** Start PROVIDED MATERIAL **
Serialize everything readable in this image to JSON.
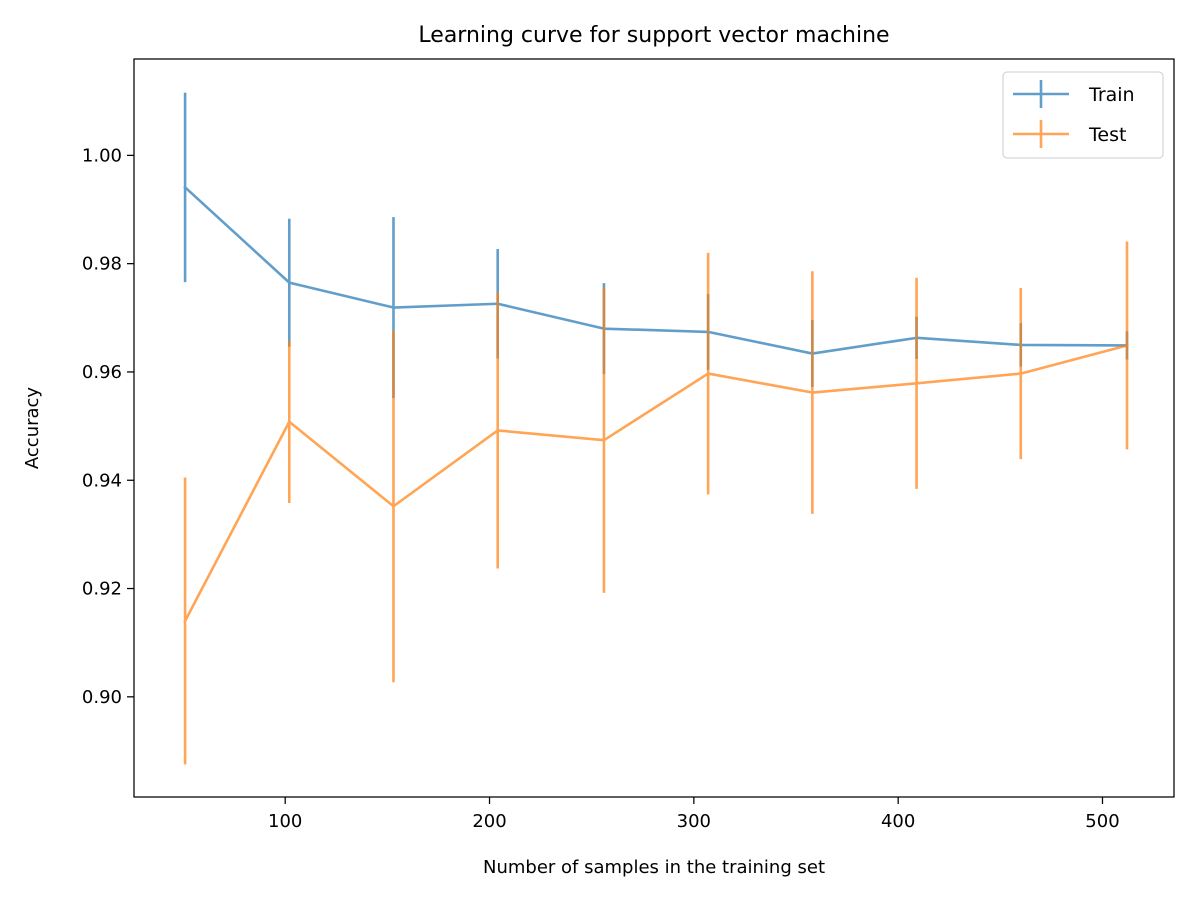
{
  "chart_data": {
    "type": "line",
    "title": "Learning curve for support vector machine",
    "xlabel": "Number of samples in the training set",
    "ylabel": "Accuracy",
    "xlim": [
      26,
      535
    ],
    "ylim": [
      0.8815,
      1.0178
    ],
    "xticks": [
      100,
      200,
      300,
      400,
      500
    ],
    "yticks": [
      0.9,
      0.92,
      0.94,
      0.96,
      0.98,
      1.0
    ],
    "xtick_labels": [
      "100",
      "200",
      "300",
      "400",
      "500"
    ],
    "ytick_labels": [
      "0.90",
      "0.92",
      "0.94",
      "0.96",
      "0.98",
      "1.00"
    ],
    "grid": false,
    "legend_position": "top-right",
    "x": [
      51,
      102,
      153,
      204,
      256,
      307,
      358,
      409,
      460,
      512
    ],
    "series": [
      {
        "name": "Train",
        "color": "#1f77b4",
        "values": [
          0.9941,
          0.9765,
          0.9719,
          0.9726,
          0.968,
          0.9674,
          0.9634,
          0.9663,
          0.965,
          0.9649
        ],
        "errors": [
          0.0175,
          0.0118,
          0.0167,
          0.0101,
          0.0084,
          0.007,
          0.0062,
          0.0039,
          0.004,
          0.0026
        ]
      },
      {
        "name": "Test",
        "color": "#ff7f0e",
        "values": [
          0.914,
          0.9508,
          0.9352,
          0.9492,
          0.9474,
          0.9597,
          0.9562,
          0.9579,
          0.9597,
          0.9649
        ],
        "errors": [
          0.0265,
          0.015,
          0.0325,
          0.0255,
          0.0282,
          0.0223,
          0.0224,
          0.0195,
          0.0158,
          0.0192
        ]
      }
    ]
  }
}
** End PROVIDED MATERIAL **
§ SHORT TASK: Make an exact copy of all the material, but keep the pictures out of it.

§ FULL ANSWER:
Serialize everything readable in this image to JSON.
{
  "chart_data": {
    "type": "line",
    "title": "Learning curve for support vector machine",
    "xlabel": "Number of samples in the training set",
    "ylabel": "Accuracy",
    "xlim": [
      26,
      535
    ],
    "ylim": [
      0.8815,
      1.0178
    ],
    "xticks": [
      100,
      200,
      300,
      400,
      500
    ],
    "yticks": [
      0.9,
      0.92,
      0.94,
      0.96,
      0.98,
      1.0
    ],
    "xtick_labels": [
      "100",
      "200",
      "300",
      "400",
      "500"
    ],
    "ytick_labels": [
      "0.90",
      "0.92",
      "0.94",
      "0.96",
      "0.98",
      "1.00"
    ],
    "grid": false,
    "legend_position": "top-right",
    "x": [
      51,
      102,
      153,
      204,
      256,
      307,
      358,
      409,
      460,
      512
    ],
    "series": [
      {
        "name": "Train",
        "color": "#1f77b4",
        "values": [
          0.9941,
          0.9765,
          0.9719,
          0.9726,
          0.968,
          0.9674,
          0.9634,
          0.9663,
          0.965,
          0.9649
        ],
        "errors": [
          0.0175,
          0.0118,
          0.0167,
          0.0101,
          0.0084,
          0.007,
          0.0062,
          0.0039,
          0.004,
          0.0026
        ]
      },
      {
        "name": "Test",
        "color": "#ff7f0e",
        "values": [
          0.914,
          0.9508,
          0.9352,
          0.9492,
          0.9474,
          0.9597,
          0.9562,
          0.9579,
          0.9597,
          0.9649
        ],
        "errors": [
          0.0265,
          0.015,
          0.0325,
          0.0255,
          0.0282,
          0.0223,
          0.0224,
          0.0195,
          0.0158,
          0.0192
        ]
      }
    ]
  }
}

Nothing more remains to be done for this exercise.